> GIVEN REQUEST
Look through the lines below and extract each one that contains "target".
+++
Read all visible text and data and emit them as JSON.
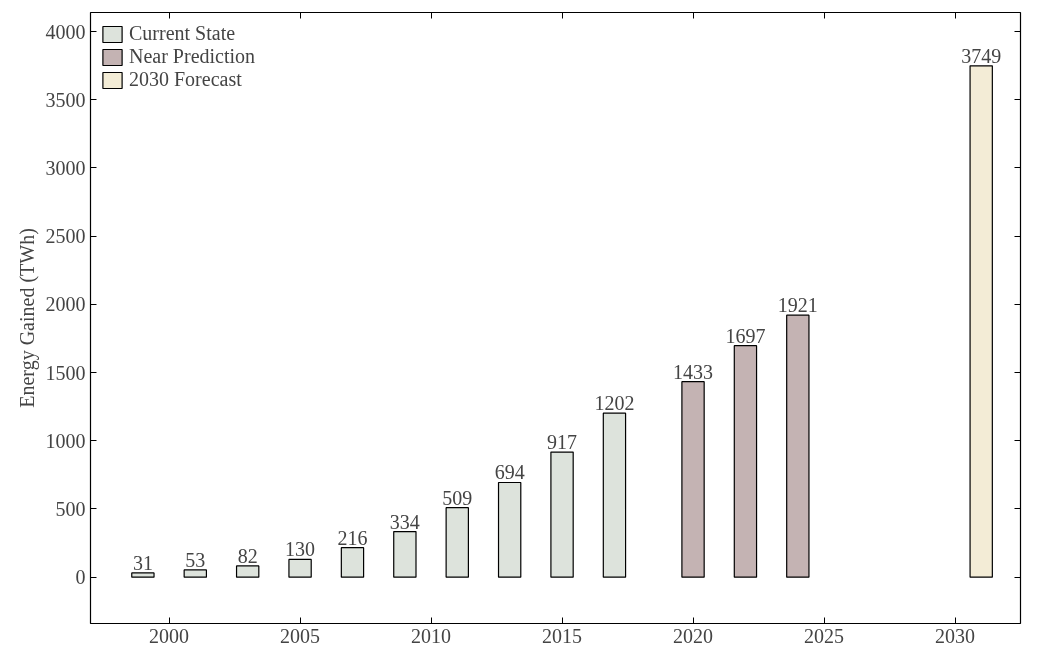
{
  "chart_data": {
    "type": "bar",
    "ylabel": "Energy Gained (TWh)",
    "xlim": [
      1997,
      2032.5
    ],
    "xticks": [
      2000,
      2005,
      2010,
      2015,
      2020,
      2025,
      2030
    ],
    "ylim": [
      -340,
      4140
    ],
    "yticks": [
      0,
      500,
      1000,
      1500,
      2000,
      2500,
      3000,
      3500,
      4000
    ],
    "series": [
      {
        "name": "Current State",
        "color": "#dde3dc",
        "x": [
          1999,
          2001,
          2003,
          2005,
          2007,
          2009,
          2011,
          2013,
          2015,
          2017
        ],
        "values": [
          31,
          53,
          82,
          130,
          216,
          334,
          509,
          694,
          917,
          1202
        ]
      },
      {
        "name": "Near Prediction",
        "color": "#c4b3b3",
        "x": [
          2020,
          2022,
          2024
        ],
        "values": [
          1433,
          1697,
          1921
        ]
      },
      {
        "name": "2030 Forecast",
        "color": "#f3ecd6",
        "x": [
          2031
        ],
        "values": [
          3749
        ]
      }
    ],
    "data_labels": true,
    "legend": "top left",
    "grid": false
  }
}
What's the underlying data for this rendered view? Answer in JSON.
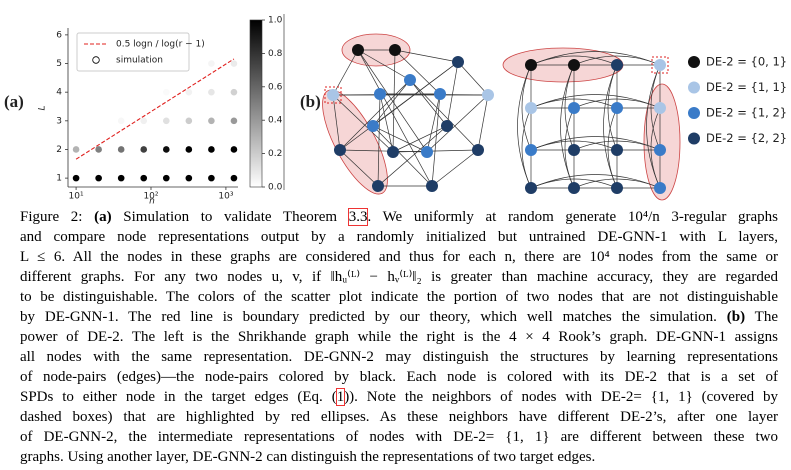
{
  "panel_labels": [
    "(a)",
    "(b)"
  ],
  "chart_data": {
    "type": "scatter",
    "xlabel": "n",
    "ylabel": "L",
    "xscale": "log",
    "xlim": [
      7.8,
      1450
    ],
    "ylim": [
      0.69,
      6.24
    ],
    "xticks": [
      {
        "value": 10,
        "label": "10¹"
      },
      {
        "value": 100,
        "label": "10²"
      },
      {
        "value": 1000,
        "label": "10³"
      }
    ],
    "yticks": [
      1,
      2,
      3,
      4,
      5,
      6
    ],
    "legend": "upper left",
    "colorbar": {
      "lim": [
        0,
        1
      ],
      "ticks": [
        {
          "value": 0,
          "label": "0.0"
        },
        0.2,
        0.4,
        0.6,
        0.8,
        {
          "value": 1,
          "label": "1.0"
        }
      ]
    },
    "series": [
      {
        "name": "0.5 logn / log(r − 1)",
        "type": "line",
        "style": "dashed",
        "color": "#e0201e",
        "x": [
          10,
          1280
        ],
        "values": [
          1.66,
          5.16
        ]
      },
      {
        "name": "simulation",
        "type": "scatter",
        "x": [
          10,
          20,
          40,
          80,
          160,
          320,
          640,
          1280,
          10,
          20,
          40,
          80,
          160,
          320,
          640,
          1280,
          40,
          80,
          160,
          320,
          640,
          1280,
          160,
          320,
          640,
          1280,
          640,
          1280
        ],
        "values": [
          1,
          1,
          1,
          1,
          1,
          1,
          1,
          1,
          2,
          2,
          2,
          2,
          2,
          2,
          2,
          2,
          3,
          3,
          3,
          3,
          3,
          3,
          4,
          4,
          4,
          4,
          5,
          5
        ],
        "shade": [
          1,
          1,
          1,
          1,
          1,
          1,
          1,
          1,
          0.3,
          0.5,
          0.55,
          0.75,
          0.95,
          1,
          1,
          1,
          0.03,
          0.06,
          0.12,
          0.2,
          0.3,
          0.4,
          0.02,
          0.05,
          0.1,
          0.18,
          0.04,
          0.08
        ]
      }
    ]
  },
  "diagram": {
    "legend": [
      "DE-2 = {0, 1}",
      "DE-2 = {1, 1}",
      "DE-2 = {1, 2}",
      "DE-2 = {2, 2}"
    ]
  },
  "caption": {
    "lines": [
      [
        "Figure 2: ",
        "(a)",
        " Simulation to validate Theorem ",
        "3.3",
        ". We uniformly at random generate 10⁴/n 3-regular graphs"
      ],
      [
        "and compare node representations output by a randomly initialized but untrained DE-GNN-1 with L layers,"
      ],
      [
        "L ≤ 6. All the nodes in these graphs are considered and thus for each n, there are 10⁴ nodes from the same or"
      ],
      [
        "different graphs. For any two nodes u, v, if ‖hᵤ⁽ᴸ⁾ − hᵥ⁽ᴸ⁾‖₂ is greater than machine accuracy, they are regarded"
      ],
      [
        "to be distinguishable. The colors of the scatter plot indicate the portion of two nodes that are not distinguishable"
      ],
      [
        "by DE-GNN-1. The red line is boundary predicted by our theory, which well matches the simulation. ",
        "(b)",
        " The"
      ],
      [
        "power of DE-2. The left is the Shrikhande graph while the right is the 4 × 4 Rook’s graph. DE-GNN-1 assigns"
      ],
      [
        "all nodes with the same representation. DE-GNN-2 may distinguish the structures by learning representations"
      ],
      [
        "of node-pairs (edges)—the node-pairs colored by black. Each node is colored with its DE-2 that is a set of"
      ],
      [
        "SPDs to either node in the target edges (Eq. (",
        "1",
        ")). Note the neighbors of nodes with DE-2= {1, 1} (covered by"
      ],
      [
        "dashed boxes) that are highlighted by red ellipses. As these neighbors have different DE-2’s, after one layer"
      ],
      [
        "of DE-GNN-2, the intermediate representations of nodes with DE-2= {1, 1} are different between these two"
      ],
      [
        "graphs. Using another layer, DE-GNN-2 can distinguish the representations of two target edges."
      ]
    ]
  }
}
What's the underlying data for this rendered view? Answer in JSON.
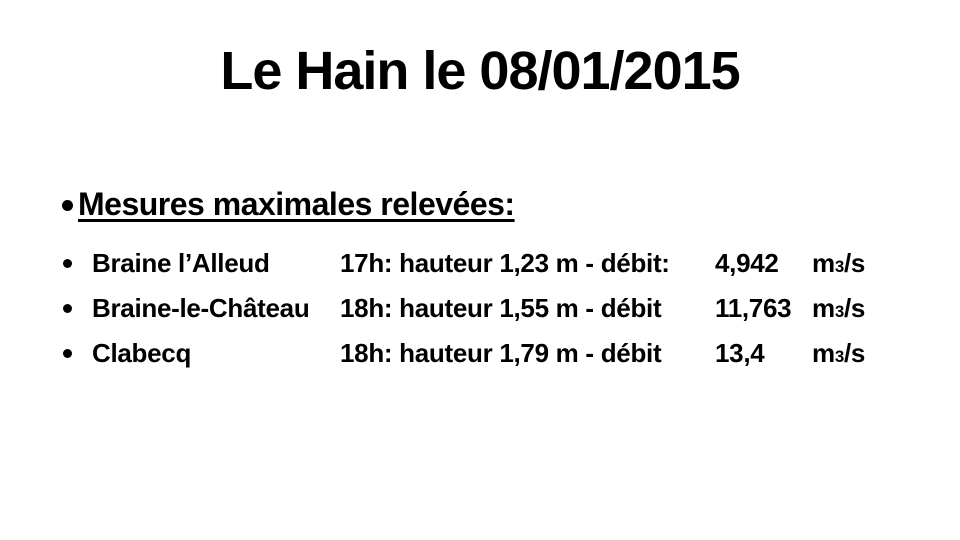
+++
> COMPLETED EXERCISE
        "SPDs to either node in the target edges (Eq. (",
        "graphs. Using another layer, DE-GNN-2 can distinguish the representations of two target edges."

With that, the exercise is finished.